── Dataset rows

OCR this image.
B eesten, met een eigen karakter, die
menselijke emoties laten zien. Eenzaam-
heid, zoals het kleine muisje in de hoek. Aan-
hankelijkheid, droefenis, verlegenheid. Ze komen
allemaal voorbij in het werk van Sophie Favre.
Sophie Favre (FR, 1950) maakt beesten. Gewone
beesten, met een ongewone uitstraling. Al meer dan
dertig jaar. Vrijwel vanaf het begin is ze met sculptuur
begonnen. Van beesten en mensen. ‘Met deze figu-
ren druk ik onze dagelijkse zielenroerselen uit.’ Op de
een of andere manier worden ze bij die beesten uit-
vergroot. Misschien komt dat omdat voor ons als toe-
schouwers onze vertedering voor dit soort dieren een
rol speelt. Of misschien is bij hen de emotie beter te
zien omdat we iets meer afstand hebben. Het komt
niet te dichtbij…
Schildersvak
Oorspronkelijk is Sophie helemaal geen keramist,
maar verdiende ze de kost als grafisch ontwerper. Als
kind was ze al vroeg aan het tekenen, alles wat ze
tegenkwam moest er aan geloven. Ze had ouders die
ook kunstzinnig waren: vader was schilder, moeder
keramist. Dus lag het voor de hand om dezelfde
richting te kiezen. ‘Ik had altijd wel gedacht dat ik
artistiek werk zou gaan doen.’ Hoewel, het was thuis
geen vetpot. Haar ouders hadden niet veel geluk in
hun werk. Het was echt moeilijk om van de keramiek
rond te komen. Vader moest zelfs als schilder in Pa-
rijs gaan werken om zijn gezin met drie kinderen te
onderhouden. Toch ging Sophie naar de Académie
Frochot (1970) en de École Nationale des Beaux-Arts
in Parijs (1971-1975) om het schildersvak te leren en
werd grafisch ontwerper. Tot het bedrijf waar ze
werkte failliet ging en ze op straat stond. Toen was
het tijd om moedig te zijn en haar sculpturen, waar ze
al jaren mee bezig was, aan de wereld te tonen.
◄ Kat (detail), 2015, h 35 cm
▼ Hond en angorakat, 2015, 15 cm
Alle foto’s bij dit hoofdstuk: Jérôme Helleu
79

────

_Task brief:_ Repeat the data above, word for word.

_Correct response:_
OCR this image.
B eesten, met een eigen karakter, die
menselijke emoties laten zien. Eenzaam-
heid, zoals het kleine muisje in de hoek. Aan-
hankelijkheid, droefenis, verlegenheid. Ze komen
allemaal voorbij in het werk van Sophie Favre.
Sophie Favre (FR, 1950) maakt beesten. Gewone
beesten, met een ongewone uitstraling. Al meer dan
dertig jaar. Vrijwel vanaf het begin is ze met sculptuur
begonnen. Van beesten en mensen. ‘Met deze figu-
ren druk ik onze dagelijkse zielenroerselen uit.’ Op de
een of andere manier worden ze bij die beesten uit-
vergroot. Misschien komt dat omdat voor ons als toe-
schouwers onze vertedering voor dit soort dieren een
rol speelt. Of misschien is bij hen de emotie beter te
zien omdat we iets meer afstand hebben. Het komt
niet te dichtbij…
Schildersvak
Oorspronkelijk is Sophie helemaal geen keramist,
maar verdiende ze de kost als grafisch ontwerper. Als
kind was ze al vroeg aan het tekenen, alles wat ze
tegenkwam moest er aan geloven. Ze had ouders die
ook kunstzinnig waren: vader was schilder, moeder
keramist. Dus lag het voor de hand om dezelfde
richting te kiezen. ‘Ik had altijd wel gedacht dat ik
artistiek werk zou gaan doen.’ Hoewel, het was thuis
geen vetpot. Haar ouders hadden niet veel geluk in
hun werk. Het was echt moeilijk om van de keramiek
rond te komen. Vader moest zelfs als schilder in Pa-
rijs gaan werken om zijn gezin met drie kinderen te
onderhouden. Toch ging Sophie naar de Académie
Frochot (1970) en de École Nationale des Beaux-Arts
in Parijs (1971-1975) om het schildersvak te leren en
werd grafisch ontwerper. Tot het bedrijf waar ze
werkte failliet ging en ze op straat stond. Toen was
het tijd om moedig te zijn en haar sculpturen, waar ze
al jaren mee bezig was, aan de wereld te tonen.
◄ Kat (detail), 2015, h 35 cm
▼ Hond en angorakat, 2015, 15 cm
Alle foto’s bij dit hoofdstuk: Jérôme Helleu
79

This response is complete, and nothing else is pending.